Given exercise:
Your task is to copy every line of the records below that contains "alpha".

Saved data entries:
+===+
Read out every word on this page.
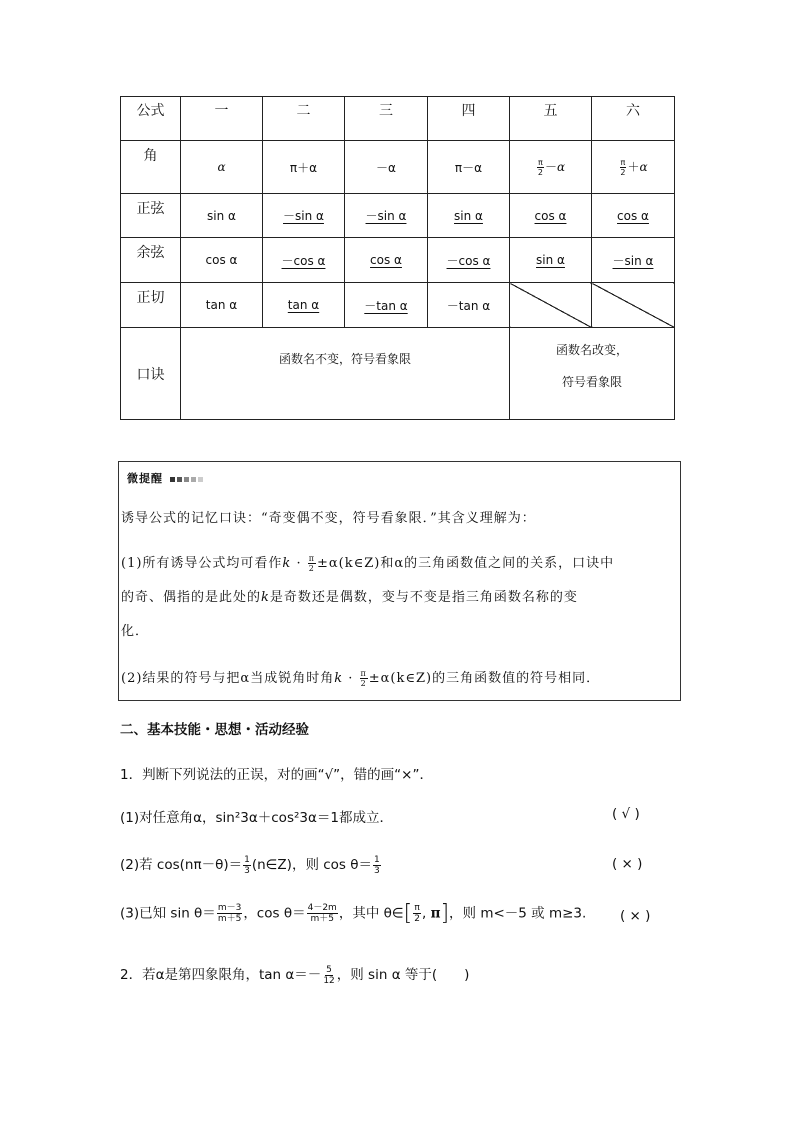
公式	一	二	三	四	五	六
角	α	π＋α	－α	π－α	$\frac{\pi}{2} -\alpha$	$\frac{\pi}{2} +\alpha$
正弦	sin α	－sin α	－sin α	sin α	cos α	cos α
余弦	cos α	－cos α	cos α	－cos α	sin α	－sin α
正切	tan α	tan α	－tan α	－tan α		
口诀	函数名不变，符号看象限				函数名改变，
符号看象限	
微提醒

诱导公式的记忆口诀：“奇变偶不变，符号看象限．”其含义理解为：

(1)所有诱导公式均可看作$k \cdot \frac{\pi}{2}$ ±α(k∈Z)和α的三角函数值之间的关系，口诀中

的奇、偶指的是此处的k是奇数还是偶数，变与不变是指三角函数名称的变

化．

(2)结果的符号与把α当成锐角时角$k \cdot \frac{\pi}{2}$ ±α(k∈Z)的三角函数值的符号相同．

二、基本技能・思想・活动经验

1．判断下列说法的正误，对的画“√”，错的画“×”．

(1)对任意角α，sin²3α＋cos²3α＝1都成立．	( √ )

(2)若 $\cos(n\pi-\theta)= \frac{1}{3}$ (n∈Z)，则 $\cos \theta= \frac{1}{3}$	( × )

(3)已知 $\sin \theta= \frac{m-3}{m+5}$ ，$\cos \theta= \frac{4-2m}{m+5}$ ，其中 θ∈[ $\frac{\pi}{2}$ , π]，则 m<－5 或 m≥3. ( × )

2．若α是第四象限角，$\tan \alpha=- \frac{5}{12}$ ，则 sin α 等于(　　)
+===+
Response to the exercise:
角	α	π＋α	－α	π－α	$\frac{\pi}{2} -\alpha$	$\frac{\pi}{2} +\alpha$
2．若α是第四象限角，$\tan \alpha=- \frac{5}{12}$ ，则 sin α 等于(　　)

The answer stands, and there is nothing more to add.